▸ **EXERCISE TASK**:
Could you write out every record below exactly, leaving out any pictures?

[Start]

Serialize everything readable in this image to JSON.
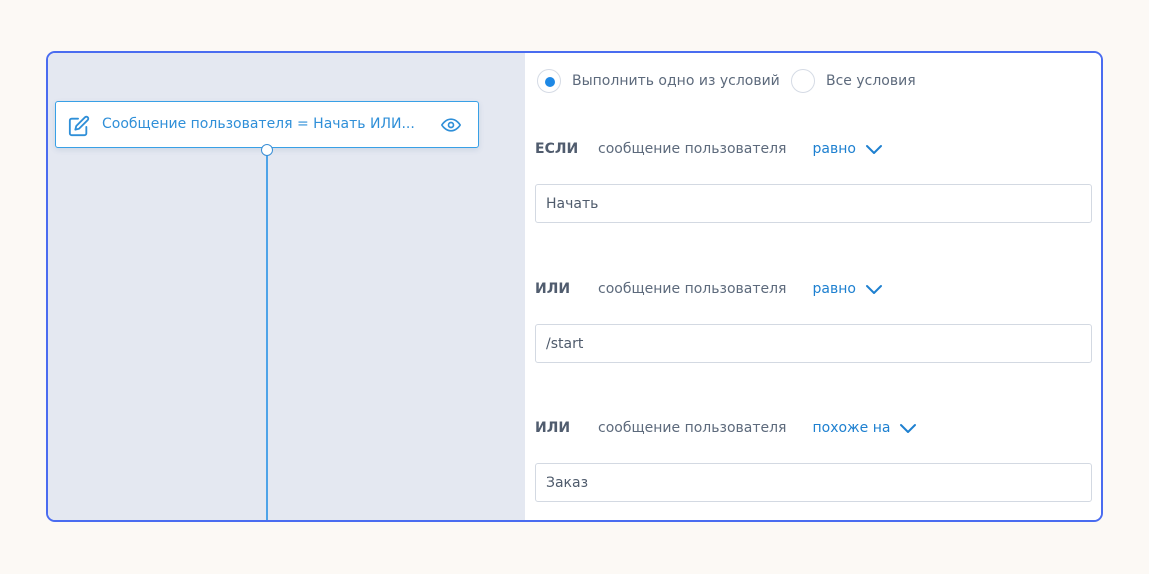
{
  "node": {
    "title": "Сообщение пользователя = Начать ИЛИ...",
    "edit_icon": "edit-icon",
    "eye_icon": "eye-icon"
  },
  "mode": {
    "options": [
      "Выполнить одно из условий",
      "Все условия"
    ],
    "selected": "Выполнить одно из условий"
  },
  "conditions": [
    {
      "keyword": "ЕСЛИ",
      "field": "сообщение пользователя",
      "operator": "равно",
      "value": "Начать"
    },
    {
      "keyword": "ИЛИ",
      "field": "сообщение пользователя",
      "operator": "равно",
      "value": "/start"
    },
    {
      "keyword": "ИЛИ",
      "field": "сообщение пользователя",
      "operator": "похоже на",
      "value": "Заказ"
    }
  ],
  "colors": {
    "accent": "#1e88e5",
    "frame_border": "#4a6cf0",
    "canvas_bg": "#e4e8f1",
    "page_bg": "#fcf9f5"
  }
}
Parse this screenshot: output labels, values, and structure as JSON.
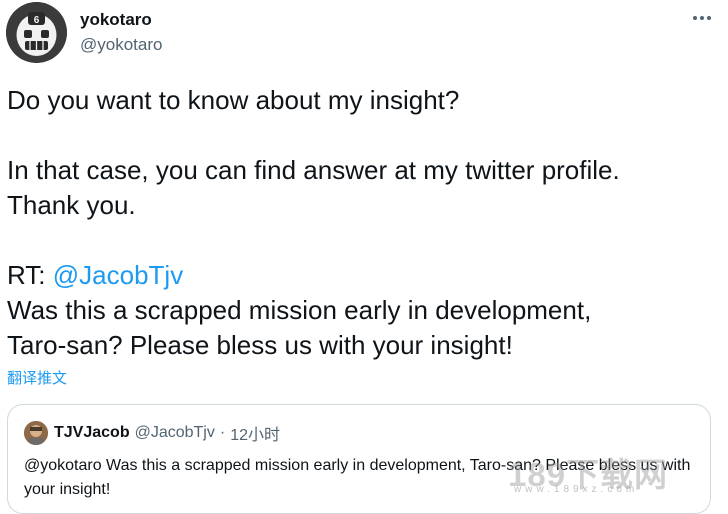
{
  "author": {
    "display_name": "yokotaro",
    "handle": "@yokotaro"
  },
  "tweet": {
    "line1": "Do you want to know about my insight?",
    "line2": "In that case, you can find answer at  my twitter profile.",
    "line3": "Thank you.",
    "rt_prefix": "RT: ",
    "rt_mention": "@JacobTjv",
    "line5": "Was this a scrapped mission early in development,",
    "line6": "Taro-san? Please bless us with your insight!"
  },
  "translate_label": "翻译推文",
  "quoted": {
    "name": "TJVJacob",
    "handle": "@JacobTjv",
    "separator": "·",
    "time": "12小时",
    "text": "@yokotaro Was this a scrapped mission early in development, Taro-san? Please bless us with your insight!"
  },
  "watermark": {
    "main": "189下载网",
    "url": "www.189xz.com"
  },
  "icons": {
    "avatar": "yokotaro-mask-icon",
    "more": "more-dots-icon",
    "quoted_avatar": "tjvjacob-avatar-icon"
  },
  "colors": {
    "link": "#1d9bf0",
    "secondary_text": "#536471",
    "border": "#cfd9de"
  }
}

[End]

▸ **SOLUTION FOR THIS TASK**:
Serialize everything readable in this image to JSON.
{
  "node": {
    "title": "Сообщение пользователя = Начать ИЛИ...",
    "edit_icon": "edit-icon",
    "eye_icon": "eye-icon"
  },
  "mode": {
    "options": [
      "Выполнить одно из условий",
      "Все условия"
    ],
    "selected": "Выполнить одно из условий"
  },
  "conditions": [
    {
      "keyword": "ЕСЛИ",
      "field": "сообщение пользователя",
      "operator": "равно",
      "value": "Начать"
    },
    {
      "keyword": "ИЛИ",
      "field": "сообщение пользователя",
      "operator": "равно",
      "value": "/start"
    },
    {
      "keyword": "ИЛИ",
      "field": "сообщение пользователя",
      "operator": "похоже на",
      "value": "Заказ"
    }
  ],
  "colors": {
    "accent": "#1e88e5",
    "frame_border": "#4a6cf0",
    "canvas_bg": "#e4e8f1",
    "page_bg": "#fcf9f5"
  }
}
Parse this screenshot: output labels, values, and structure as JSON.
{
  "author": {
    "display_name": "yokotaro",
    "handle": "@yokotaro"
  },
  "tweet": {
    "line1": "Do you want to know about my insight?",
    "line2": "In that case, you can find answer at  my twitter profile.",
    "line3": "Thank you.",
    "rt_prefix": "RT: ",
    "rt_mention": "@JacobTjv",
    "line5": "Was this a scrapped mission early in development,",
    "line6": "Taro-san? Please bless us with your insight!"
  },
  "translate_label": "翻译推文",
  "quoted": {
    "name": "TJVJacob",
    "handle": "@JacobTjv",
    "separator": "·",
    "time": "12小时",
    "text": "@yokotaro Was this a scrapped mission early in development, Taro-san? Please bless us with your insight!"
  },
  "watermark": {
    "main": "189下载网",
    "url": "www.189xz.com"
  },
  "icons": {
    "avatar": "yokotaro-mask-icon",
    "more": "more-dots-icon",
    "quoted_avatar": "tjvjacob-avatar-icon"
  },
  "colors": {
    "link": "#1d9bf0",
    "secondary_text": "#536471",
    "border": "#cfd9de"
  }
}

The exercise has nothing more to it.